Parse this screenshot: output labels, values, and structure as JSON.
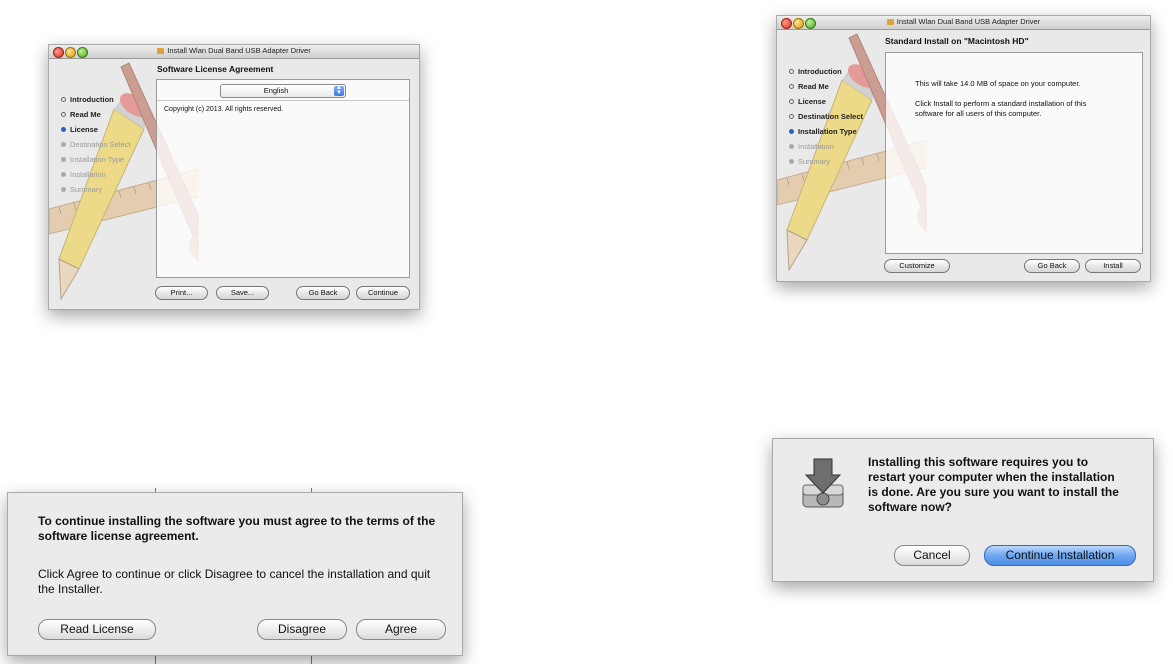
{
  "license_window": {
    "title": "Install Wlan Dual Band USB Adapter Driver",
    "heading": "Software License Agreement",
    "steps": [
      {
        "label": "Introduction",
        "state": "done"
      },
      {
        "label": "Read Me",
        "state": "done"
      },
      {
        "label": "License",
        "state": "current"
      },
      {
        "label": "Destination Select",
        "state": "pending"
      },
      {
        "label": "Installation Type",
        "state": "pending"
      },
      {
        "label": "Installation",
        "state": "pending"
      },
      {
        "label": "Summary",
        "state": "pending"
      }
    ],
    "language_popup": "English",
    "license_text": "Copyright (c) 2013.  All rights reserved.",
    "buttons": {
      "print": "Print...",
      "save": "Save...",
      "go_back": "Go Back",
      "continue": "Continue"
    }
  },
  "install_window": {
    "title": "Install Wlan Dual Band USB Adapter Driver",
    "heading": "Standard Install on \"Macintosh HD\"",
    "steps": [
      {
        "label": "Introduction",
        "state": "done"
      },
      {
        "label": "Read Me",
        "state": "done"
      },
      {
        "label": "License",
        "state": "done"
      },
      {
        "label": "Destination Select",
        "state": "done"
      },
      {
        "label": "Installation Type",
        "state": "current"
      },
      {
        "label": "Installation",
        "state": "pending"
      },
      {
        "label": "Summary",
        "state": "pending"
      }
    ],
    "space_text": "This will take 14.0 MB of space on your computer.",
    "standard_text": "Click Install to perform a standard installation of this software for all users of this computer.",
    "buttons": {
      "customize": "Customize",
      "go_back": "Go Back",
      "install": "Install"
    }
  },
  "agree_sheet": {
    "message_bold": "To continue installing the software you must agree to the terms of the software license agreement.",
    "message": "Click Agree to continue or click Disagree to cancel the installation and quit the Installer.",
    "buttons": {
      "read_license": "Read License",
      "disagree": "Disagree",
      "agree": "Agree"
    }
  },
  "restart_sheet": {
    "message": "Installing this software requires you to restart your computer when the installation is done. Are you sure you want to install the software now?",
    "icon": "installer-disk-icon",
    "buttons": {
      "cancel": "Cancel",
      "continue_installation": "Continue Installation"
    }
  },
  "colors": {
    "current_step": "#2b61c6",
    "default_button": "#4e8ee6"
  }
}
-------------------------
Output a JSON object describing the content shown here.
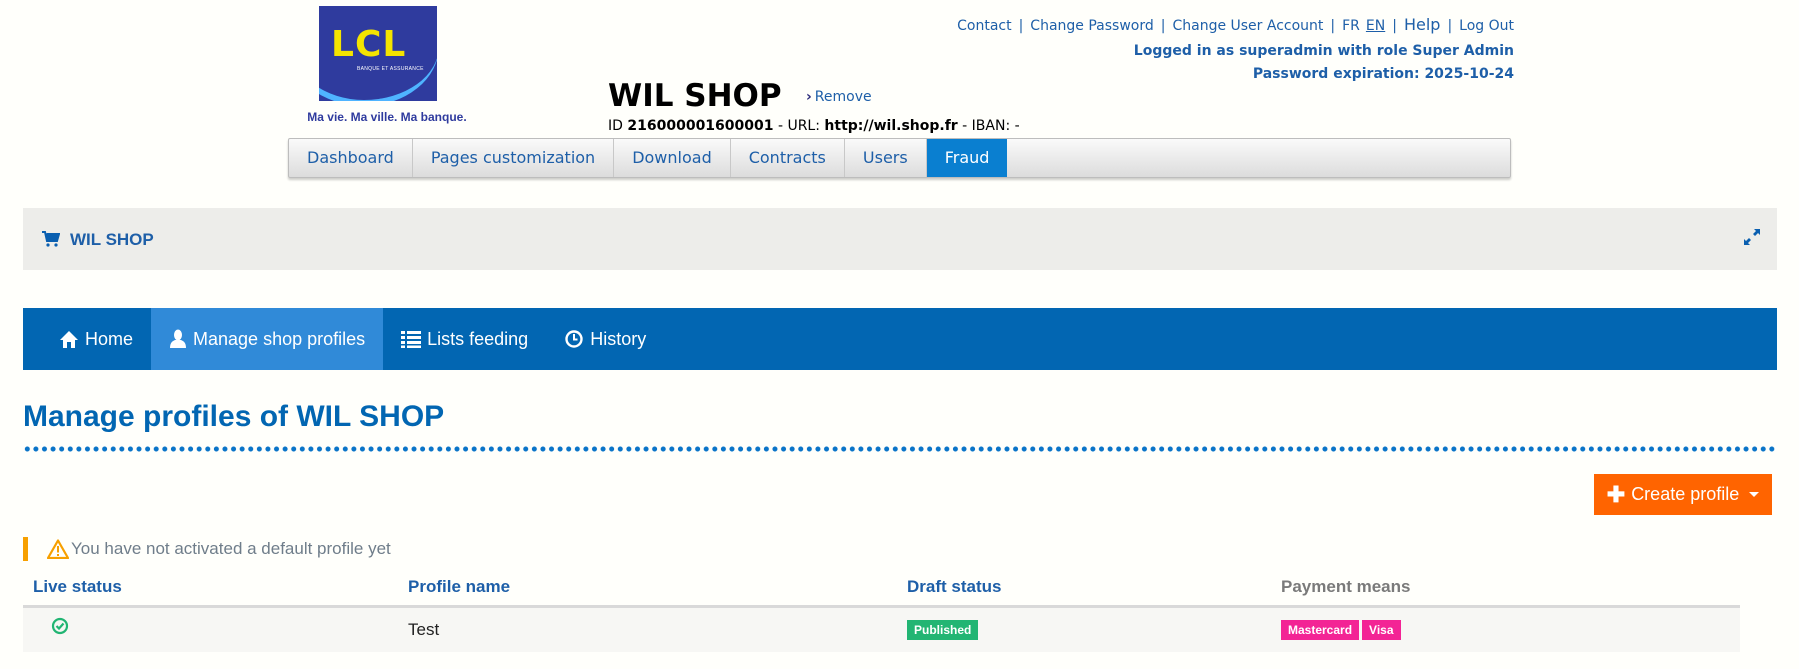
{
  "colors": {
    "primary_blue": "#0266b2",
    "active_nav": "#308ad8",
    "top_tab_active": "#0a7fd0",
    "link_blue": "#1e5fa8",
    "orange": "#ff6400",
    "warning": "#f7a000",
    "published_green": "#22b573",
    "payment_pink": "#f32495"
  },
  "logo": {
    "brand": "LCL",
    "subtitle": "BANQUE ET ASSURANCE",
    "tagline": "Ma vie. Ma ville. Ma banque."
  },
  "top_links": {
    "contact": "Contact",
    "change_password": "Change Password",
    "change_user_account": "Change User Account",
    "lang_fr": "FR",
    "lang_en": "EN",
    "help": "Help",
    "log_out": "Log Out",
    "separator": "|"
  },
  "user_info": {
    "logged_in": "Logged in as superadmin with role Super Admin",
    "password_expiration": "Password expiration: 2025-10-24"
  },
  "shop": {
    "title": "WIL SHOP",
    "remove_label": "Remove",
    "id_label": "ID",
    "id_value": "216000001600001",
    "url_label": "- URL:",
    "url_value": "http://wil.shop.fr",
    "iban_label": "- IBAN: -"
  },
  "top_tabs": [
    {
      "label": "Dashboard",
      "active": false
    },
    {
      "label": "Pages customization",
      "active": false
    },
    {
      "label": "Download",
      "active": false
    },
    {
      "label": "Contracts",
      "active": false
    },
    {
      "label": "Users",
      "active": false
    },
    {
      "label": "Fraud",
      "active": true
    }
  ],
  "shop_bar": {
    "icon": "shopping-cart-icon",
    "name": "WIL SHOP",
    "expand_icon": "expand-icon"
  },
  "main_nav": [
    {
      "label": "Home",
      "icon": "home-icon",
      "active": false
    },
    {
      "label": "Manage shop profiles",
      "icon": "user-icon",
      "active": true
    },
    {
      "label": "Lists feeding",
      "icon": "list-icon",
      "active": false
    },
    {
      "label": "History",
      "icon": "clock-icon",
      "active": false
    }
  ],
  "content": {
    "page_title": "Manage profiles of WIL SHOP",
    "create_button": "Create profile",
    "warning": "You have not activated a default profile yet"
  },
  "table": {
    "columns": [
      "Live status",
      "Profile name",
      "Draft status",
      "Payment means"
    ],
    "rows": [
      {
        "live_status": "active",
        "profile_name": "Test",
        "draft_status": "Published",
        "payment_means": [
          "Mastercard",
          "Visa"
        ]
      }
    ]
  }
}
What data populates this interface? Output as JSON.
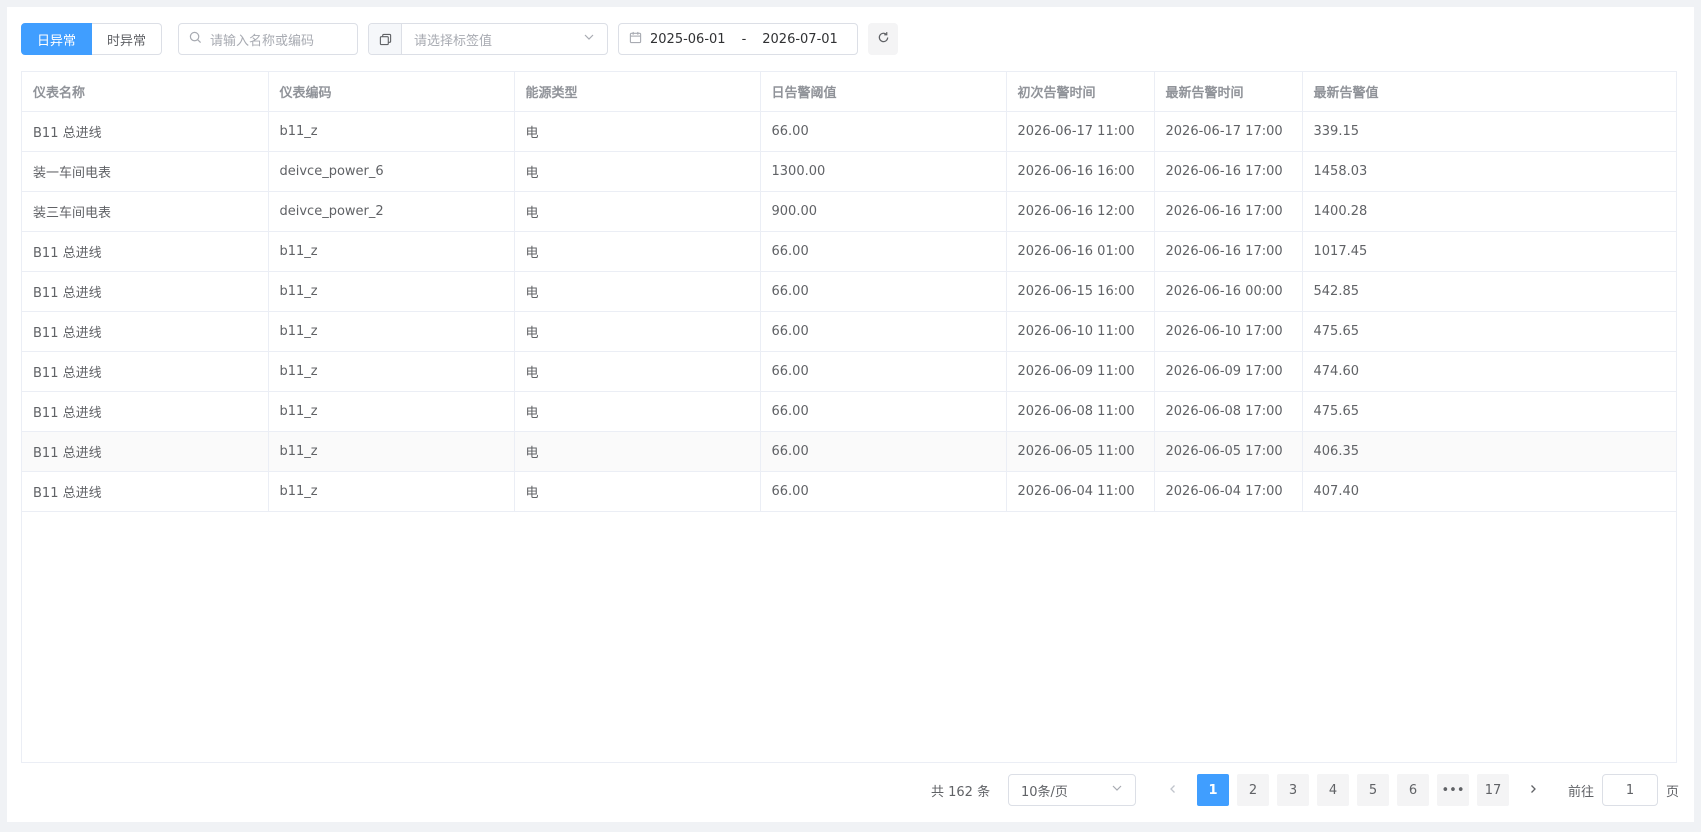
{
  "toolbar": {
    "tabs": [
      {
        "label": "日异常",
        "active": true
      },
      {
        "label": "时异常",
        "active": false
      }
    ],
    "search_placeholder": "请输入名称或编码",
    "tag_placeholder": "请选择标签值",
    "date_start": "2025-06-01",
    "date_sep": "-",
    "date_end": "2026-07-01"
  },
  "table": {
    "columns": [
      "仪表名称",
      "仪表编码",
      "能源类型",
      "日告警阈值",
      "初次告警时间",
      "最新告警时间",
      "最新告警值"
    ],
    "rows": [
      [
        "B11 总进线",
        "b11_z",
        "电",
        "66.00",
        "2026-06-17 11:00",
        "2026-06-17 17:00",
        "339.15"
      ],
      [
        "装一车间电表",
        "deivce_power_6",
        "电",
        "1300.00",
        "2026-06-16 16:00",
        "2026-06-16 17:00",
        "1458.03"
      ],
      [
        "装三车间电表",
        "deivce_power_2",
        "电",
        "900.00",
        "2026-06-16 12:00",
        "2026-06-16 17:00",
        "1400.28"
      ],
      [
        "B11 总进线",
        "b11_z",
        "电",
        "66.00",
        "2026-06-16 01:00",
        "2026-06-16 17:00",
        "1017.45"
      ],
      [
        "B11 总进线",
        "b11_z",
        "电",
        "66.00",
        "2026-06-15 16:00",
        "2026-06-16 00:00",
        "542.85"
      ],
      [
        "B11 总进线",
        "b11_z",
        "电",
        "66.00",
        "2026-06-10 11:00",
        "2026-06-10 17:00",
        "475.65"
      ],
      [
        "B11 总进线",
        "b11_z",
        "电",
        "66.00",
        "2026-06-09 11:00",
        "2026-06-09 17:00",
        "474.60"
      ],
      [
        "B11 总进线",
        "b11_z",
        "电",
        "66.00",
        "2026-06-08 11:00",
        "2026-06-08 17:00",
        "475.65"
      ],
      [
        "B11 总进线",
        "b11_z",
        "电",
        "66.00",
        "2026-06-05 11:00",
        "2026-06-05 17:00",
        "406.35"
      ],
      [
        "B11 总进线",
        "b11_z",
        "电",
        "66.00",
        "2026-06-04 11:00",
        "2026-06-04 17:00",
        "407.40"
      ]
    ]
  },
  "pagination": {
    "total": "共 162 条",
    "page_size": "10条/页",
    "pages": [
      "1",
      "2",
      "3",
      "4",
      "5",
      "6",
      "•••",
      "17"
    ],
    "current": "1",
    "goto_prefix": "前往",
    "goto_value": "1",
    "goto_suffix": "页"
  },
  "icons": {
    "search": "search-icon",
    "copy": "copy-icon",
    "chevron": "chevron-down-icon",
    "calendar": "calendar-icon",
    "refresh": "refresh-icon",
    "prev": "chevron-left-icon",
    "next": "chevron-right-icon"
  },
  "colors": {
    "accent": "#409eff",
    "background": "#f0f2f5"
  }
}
-------------------------
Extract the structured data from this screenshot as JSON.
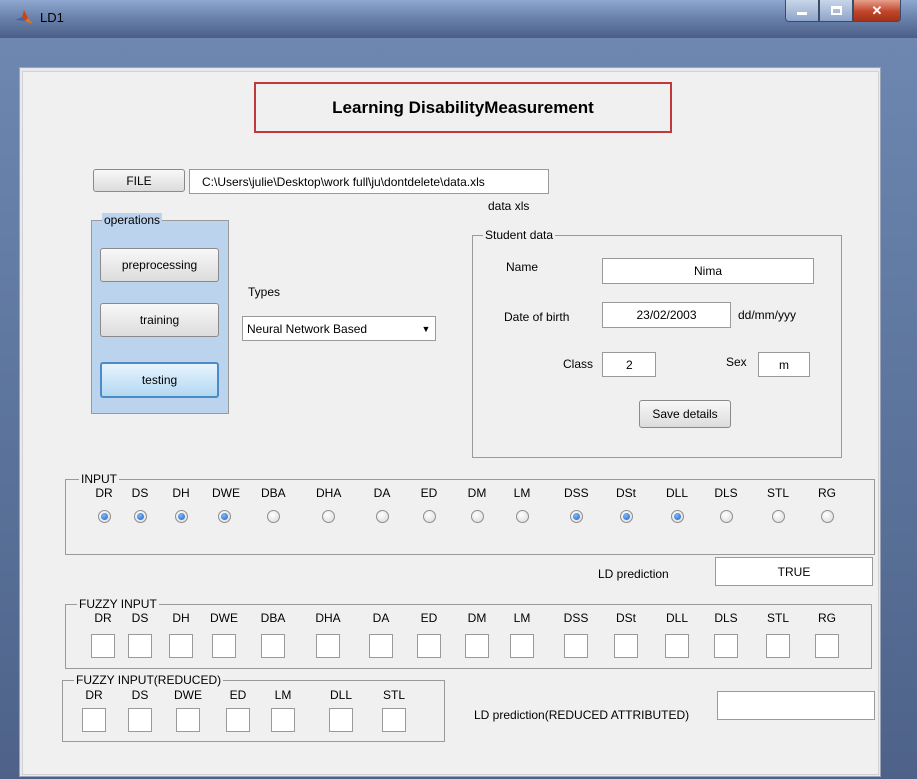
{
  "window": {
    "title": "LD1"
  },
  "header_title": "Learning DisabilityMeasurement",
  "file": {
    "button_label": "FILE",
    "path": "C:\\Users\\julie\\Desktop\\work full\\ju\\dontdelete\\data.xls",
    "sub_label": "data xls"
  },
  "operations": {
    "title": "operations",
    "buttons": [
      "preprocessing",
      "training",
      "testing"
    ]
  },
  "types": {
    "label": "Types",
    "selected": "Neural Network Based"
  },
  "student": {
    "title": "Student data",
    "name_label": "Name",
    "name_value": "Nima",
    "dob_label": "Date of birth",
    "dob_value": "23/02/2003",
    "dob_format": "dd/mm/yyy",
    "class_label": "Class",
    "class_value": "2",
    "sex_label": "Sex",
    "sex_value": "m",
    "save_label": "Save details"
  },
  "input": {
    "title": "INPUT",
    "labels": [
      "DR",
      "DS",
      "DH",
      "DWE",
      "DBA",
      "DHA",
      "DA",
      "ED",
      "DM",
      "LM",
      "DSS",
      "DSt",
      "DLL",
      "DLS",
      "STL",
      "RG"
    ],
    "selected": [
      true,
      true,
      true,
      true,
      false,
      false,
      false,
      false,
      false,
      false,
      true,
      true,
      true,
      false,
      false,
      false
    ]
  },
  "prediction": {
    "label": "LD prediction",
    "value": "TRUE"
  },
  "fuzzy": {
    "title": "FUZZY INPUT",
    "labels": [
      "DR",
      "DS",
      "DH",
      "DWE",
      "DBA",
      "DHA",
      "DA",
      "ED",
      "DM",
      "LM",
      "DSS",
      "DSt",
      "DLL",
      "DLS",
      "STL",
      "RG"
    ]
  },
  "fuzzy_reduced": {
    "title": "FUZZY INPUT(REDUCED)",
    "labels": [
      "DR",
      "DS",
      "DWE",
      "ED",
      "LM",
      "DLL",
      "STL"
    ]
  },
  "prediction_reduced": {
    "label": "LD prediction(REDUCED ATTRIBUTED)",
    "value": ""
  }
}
-------------------------
Go through the data and gather every line that holds "chevron".

WORKED SOLUTION -
    "chevron": "chevron-down-icon",
    "prev": "chevron-left-icon",
    "next": "chevron-right-icon"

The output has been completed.